• [Exercise task] Output each line exactly as it appears, skipping any embedded picture.

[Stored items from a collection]
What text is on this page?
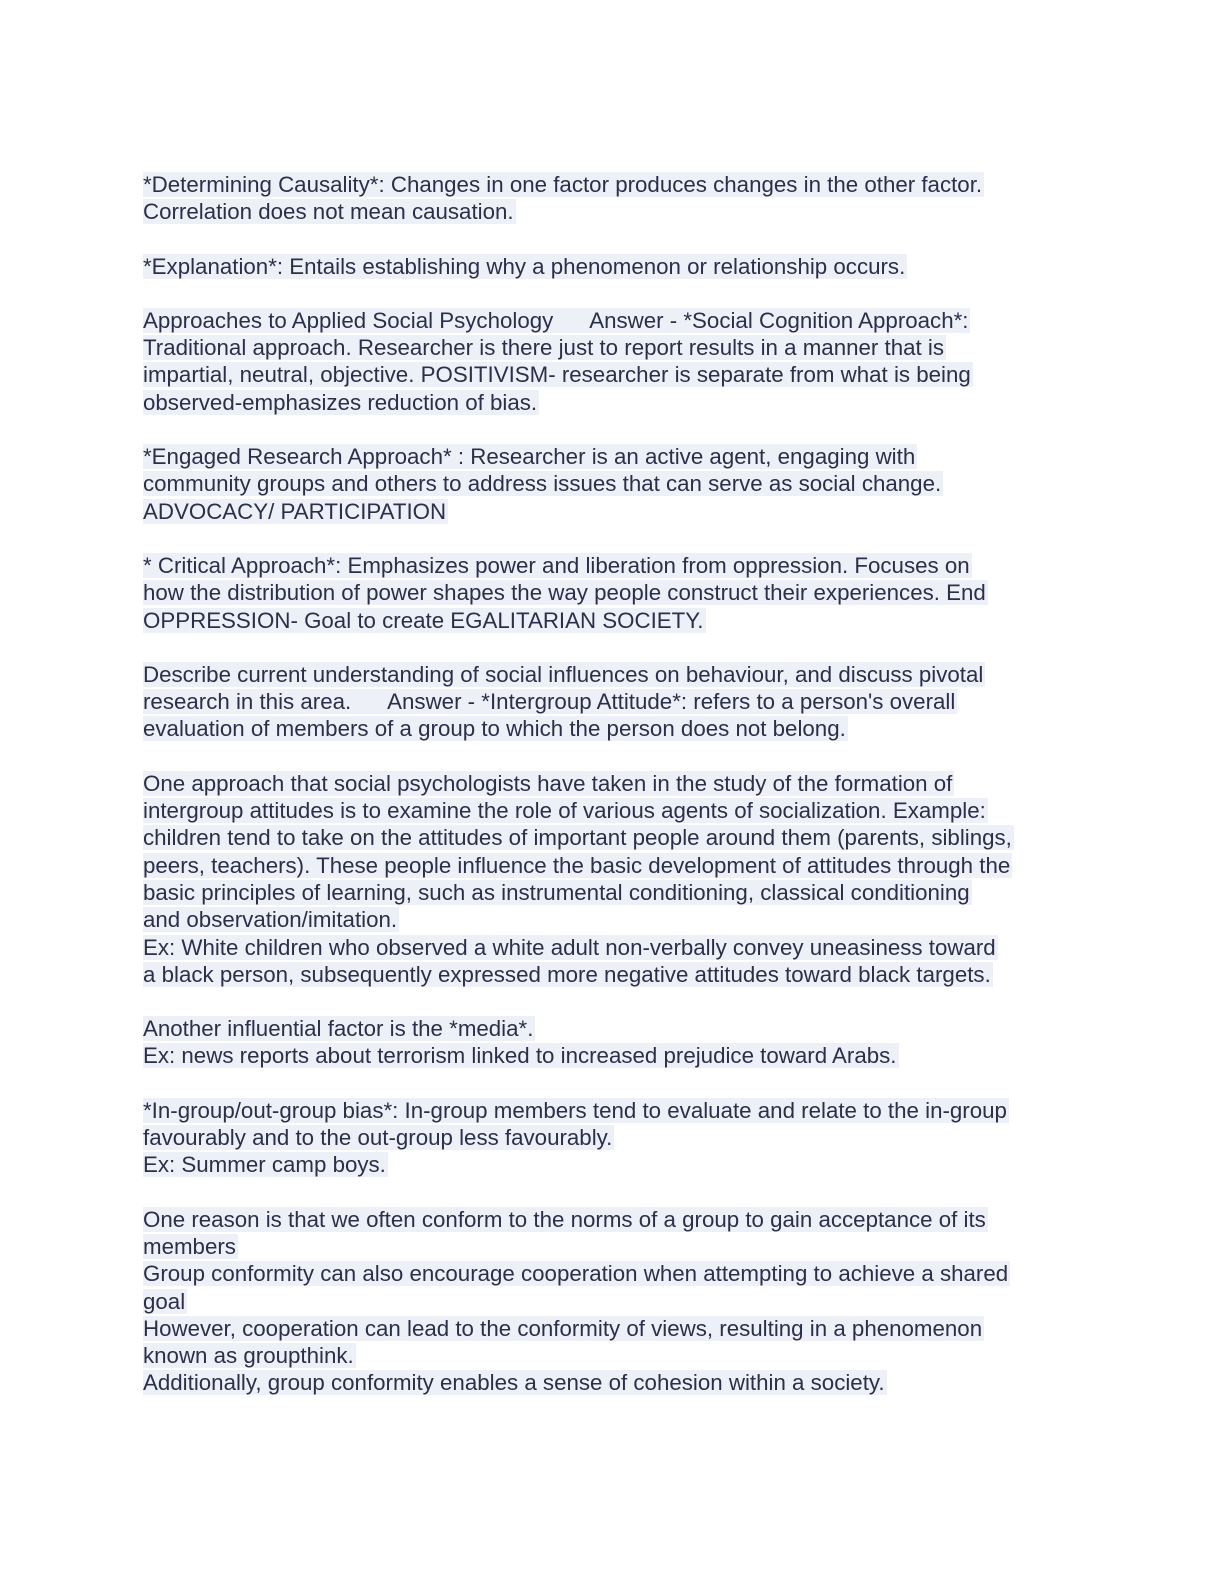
*Determining Causality*: Changes in one factor produces changes in the other factor.
Correlation does not mean causation.
*Explanation*: Entails establishing why a phenomenon or relationship occurs.
Approaches to Applied Social Psychology      Answer - *Social Cognition Approach*:
Traditional approach. Researcher is there just to report results in a manner that is
impartial, neutral, objective. POSITIVISM- researcher is separate from what is being
observed-emphasizes reduction of bias.
*Engaged Research Approach* : Researcher is an active agent, engaging with
community groups and others to address issues that can serve as social change.
ADVOCACY/ PARTICIPATION
* Critical Approach*: Emphasizes power and liberation from oppression. Focuses on
how the distribution of power shapes the way people construct their experiences. End
OPPRESSION- Goal to create EGALITARIAN SOCIETY.
Describe current understanding of social influences on behaviour, and discuss pivotal
research in this area.      Answer - *Intergroup Attitude*: refers to a person's overall
evaluation of members of a group to which the person does not belong.
One approach that social psychologists have taken in the study of the formation of
intergroup attitudes is to examine the role of various agents of socialization. Example:
children tend to take on the attitudes of important people around them (parents, siblings,
peers, teachers). These people influence the basic development of attitudes through the
basic principles of learning, such as instrumental conditioning, classical conditioning
and observation/imitation.
Ex: White children who observed a white adult non-verbally convey uneasiness toward
a black person, subsequently expressed more negative attitudes toward black targets.
Another influential factor is the *media*.
Ex: news reports about terrorism linked to increased prejudice toward Arabs.
*In-group/out-group bias*: In-group members tend to evaluate and relate to the in-group
favourably and to the out-group less favourably.
Ex: Summer camp boys.
One reason is that we often conform to the norms of a group to gain acceptance of its
members
Group conformity can also encourage cooperation when attempting to achieve a shared
goal
However, cooperation can lead to the conformity of views, resulting in a phenomenon
known as groupthink.
Additionally, group conformity enables a sense of cohesion within a society.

• [Task output]
What text is on this page?
*Determining Causality*: Changes in one factor produces changes in the other factor.
Correlation does not mean causation.
*Explanation*: Entails establishing why a phenomenon or relationship occurs.
Approaches to Applied Social Psychology      Answer - *Social Cognition Approach*:
Traditional approach. Researcher is there just to report results in a manner that is
impartial, neutral, objective. POSITIVISM- researcher is separate from what is being
observed-emphasizes reduction of bias.
*Engaged Research Approach* : Researcher is an active agent, engaging with
community groups and others to address issues that can serve as social change.
ADVOCACY/ PARTICIPATION
* Critical Approach*: Emphasizes power and liberation from oppression. Focuses on
how the distribution of power shapes the way people construct their experiences. End
OPPRESSION- Goal to create EGALITARIAN SOCIETY.
Describe current understanding of social influences on behaviour, and discuss pivotal
research in this area.      Answer - *Intergroup Attitude*: refers to a person's overall
evaluation of members of a group to which the person does not belong.
One approach that social psychologists have taken in the study of the formation of
intergroup attitudes is to examine the role of various agents of socialization. Example:
children tend to take on the attitudes of important people around them (parents, siblings,
peers, teachers). These people influence the basic development of attitudes through the
basic principles of learning, such as instrumental conditioning, classical conditioning
and observation/imitation.
Ex: White children who observed a white adult non-verbally convey uneasiness toward
a black person, subsequently expressed more negative attitudes toward black targets.
Another influential factor is the *media*.
Ex: news reports about terrorism linked to increased prejudice toward Arabs.
*In-group/out-group bias*: In-group members tend to evaluate and relate to the in-group
favourably and to the out-group less favourably.
Ex: Summer camp boys.
One reason is that we often conform to the norms of a group to gain acceptance of its
members
Group conformity can also encourage cooperation when attempting to achieve a shared
goal
However, cooperation can lead to the conformity of views, resulting in a phenomenon
known as groupthink.
Additionally, group conformity enables a sense of cohesion within a society.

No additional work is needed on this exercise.